RECORDS FOR THE TASK ::
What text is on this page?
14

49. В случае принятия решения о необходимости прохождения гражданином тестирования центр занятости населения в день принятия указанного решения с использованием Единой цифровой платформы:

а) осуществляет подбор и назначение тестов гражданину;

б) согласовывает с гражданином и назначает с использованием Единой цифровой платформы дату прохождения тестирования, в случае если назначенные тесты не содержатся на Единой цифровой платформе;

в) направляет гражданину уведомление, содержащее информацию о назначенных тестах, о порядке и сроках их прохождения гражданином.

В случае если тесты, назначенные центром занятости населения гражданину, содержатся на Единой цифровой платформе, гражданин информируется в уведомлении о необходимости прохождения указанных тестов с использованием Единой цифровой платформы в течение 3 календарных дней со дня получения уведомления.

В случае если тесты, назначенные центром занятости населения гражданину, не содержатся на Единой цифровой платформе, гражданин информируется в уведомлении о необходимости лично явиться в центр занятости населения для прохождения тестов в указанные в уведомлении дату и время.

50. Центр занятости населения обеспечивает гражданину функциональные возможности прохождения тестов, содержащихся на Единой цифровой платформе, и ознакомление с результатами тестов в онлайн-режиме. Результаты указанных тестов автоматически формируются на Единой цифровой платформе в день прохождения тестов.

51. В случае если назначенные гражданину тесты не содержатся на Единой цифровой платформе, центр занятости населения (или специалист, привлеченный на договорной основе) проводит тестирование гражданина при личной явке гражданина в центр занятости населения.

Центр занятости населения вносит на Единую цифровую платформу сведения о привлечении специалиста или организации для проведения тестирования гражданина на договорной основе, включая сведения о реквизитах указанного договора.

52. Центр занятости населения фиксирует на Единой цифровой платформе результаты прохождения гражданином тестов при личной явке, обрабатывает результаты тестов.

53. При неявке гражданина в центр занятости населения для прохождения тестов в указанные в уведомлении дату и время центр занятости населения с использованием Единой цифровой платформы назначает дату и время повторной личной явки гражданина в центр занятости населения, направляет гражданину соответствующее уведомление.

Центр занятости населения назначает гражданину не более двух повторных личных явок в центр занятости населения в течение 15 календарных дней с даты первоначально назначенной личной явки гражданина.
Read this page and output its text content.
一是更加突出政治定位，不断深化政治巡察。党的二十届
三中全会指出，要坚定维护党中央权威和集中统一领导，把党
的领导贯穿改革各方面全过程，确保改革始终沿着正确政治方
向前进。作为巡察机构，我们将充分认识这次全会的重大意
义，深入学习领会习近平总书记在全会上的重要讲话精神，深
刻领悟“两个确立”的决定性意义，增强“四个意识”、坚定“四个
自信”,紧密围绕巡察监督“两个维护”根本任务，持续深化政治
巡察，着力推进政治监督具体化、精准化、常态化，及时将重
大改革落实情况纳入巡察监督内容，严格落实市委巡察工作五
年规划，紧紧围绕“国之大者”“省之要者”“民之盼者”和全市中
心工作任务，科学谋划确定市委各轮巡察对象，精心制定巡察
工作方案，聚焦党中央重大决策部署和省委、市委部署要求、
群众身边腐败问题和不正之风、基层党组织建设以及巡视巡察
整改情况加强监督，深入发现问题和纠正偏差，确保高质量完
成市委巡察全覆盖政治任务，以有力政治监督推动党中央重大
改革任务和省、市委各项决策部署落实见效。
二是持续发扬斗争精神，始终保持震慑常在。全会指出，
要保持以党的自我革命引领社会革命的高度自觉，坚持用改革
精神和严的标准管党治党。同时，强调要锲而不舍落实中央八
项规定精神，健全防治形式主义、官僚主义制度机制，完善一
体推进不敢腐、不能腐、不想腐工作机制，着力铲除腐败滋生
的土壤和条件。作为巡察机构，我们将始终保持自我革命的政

REQUIREMENTS ::
Pull out each record as written and restate it exactly.

WRITTEN RESPONSE ::
What text is on this page?
14

49. В случае принятия решения о необходимости прохождения гражданином тестирования центр занятости населения в день принятия указанного решения с использованием Единой цифровой платформы:

а) осуществляет подбор и назначение тестов гражданину;

б) согласовывает с гражданином и назначает с использованием Единой цифровой платформы дату прохождения тестирования, в случае если назначенные тесты не содержатся на Единой цифровой платформе;

в) направляет гражданину уведомление, содержащее информацию о назначенных тестах, о порядке и сроках их прохождения гражданином.

В случае если тесты, назначенные центром занятости населения гражданину, содержатся на Единой цифровой платформе, гражданин информируется в уведомлении о необходимости прохождения указанных тестов с использованием Единой цифровой платформы в течение 3 календарных дней со дня получения уведомления.

В случае если тесты, назначенные центром занятости населения гражданину, не содержатся на Единой цифровой платформе, гражданин информируется в уведомлении о необходимости лично явиться в центр занятости населения для прохождения тестов в указанные в уведомлении дату и время.

50. Центр занятости населения обеспечивает гражданину функциональные возможности прохождения тестов, содержащихся на Единой цифровой платформе, и ознакомление с результатами тестов в онлайн-режиме. Результаты указанных тестов автоматически формируются на Единой цифровой платформе в день прохождения тестов.

51. В случае если назначенные гражданину тесты не содержатся на Единой цифровой платформе, центр занятости населения (или специалист, привлеченный на договорной основе) проводит тестирование гражданина при личной явке гражданина в центр занятости населения.

Центр занятости населения вносит на Единую цифровую платформу сведения о привлечении специалиста или организации для проведения тестирования гражданина на договорной основе, включая сведения о реквизитах указанного договора.

52. Центр занятости населения фиксирует на Единой цифровой платформе результаты прохождения гражданином тестов при личной явке, обрабатывает результаты тестов.

53. При неявке гражданина в центр занятости населения для прохождения тестов в указанные в уведомлении дату и время центр занятости населения с использованием Единой цифровой платформы назначает дату и время повторной личной явки гражданина в центр занятости населения, направляет гражданину соответствующее уведомление.

Центр занятости населения назначает гражданину не более двух повторных личных явок в центр занятости населения в течение 15 календарных дней с даты первоначально назначенной личной явки гражданина.
Read this page and output its text content.
一是更加突出政治定位，不断深化政治巡察。党的二十届
三中全会指出，要坚定维护党中央权威和集中统一领导，把党
的领导贯穿改革各方面全过程，确保改革始终沿着正确政治方
向前进。作为巡察机构，我们将充分认识这次全会的重大意
义，深入学习领会习近平总书记在全会上的重要讲话精神，深
刻领悟“两个确立”的决定性意义，增强“四个意识”、坚定“四个
自信”,紧密围绕巡察监督“两个维护”根本任务，持续深化政治
巡察，着力推进政治监督具体化、精准化、常态化，及时将重
大改革落实情况纳入巡察监督内容，严格落实市委巡察工作五
年规划，紧紧围绕“国之大者”“省之要者”“民之盼者”和全市中
心工作任务，科学谋划确定市委各轮巡察对象，精心制定巡察
工作方案，聚焦党中央重大决策部署和省委、市委部署要求、
群众身边腐败问题和不正之风、基层党组织建设以及巡视巡察
整改情况加强监督，深入发现问题和纠正偏差，确保高质量完
成市委巡察全覆盖政治任务，以有力政治监督推动党中央重大
改革任务和省、市委各项决策部署落实见效。
二是持续发扬斗争精神，始终保持震慑常在。全会指出，
要保持以党的自我革命引领社会革命的高度自觉，坚持用改革
精神和严的标准管党治党。同时，强调要锲而不舍落实中央八
项规定精神，健全防治形式主义、官僚主义制度机制，完善一
体推进不敢腐、不能腐、不想腐工作机制，着力铲除腐败滋生
的土壤和条件。作为巡察机构，我们将始终保持自我革命的政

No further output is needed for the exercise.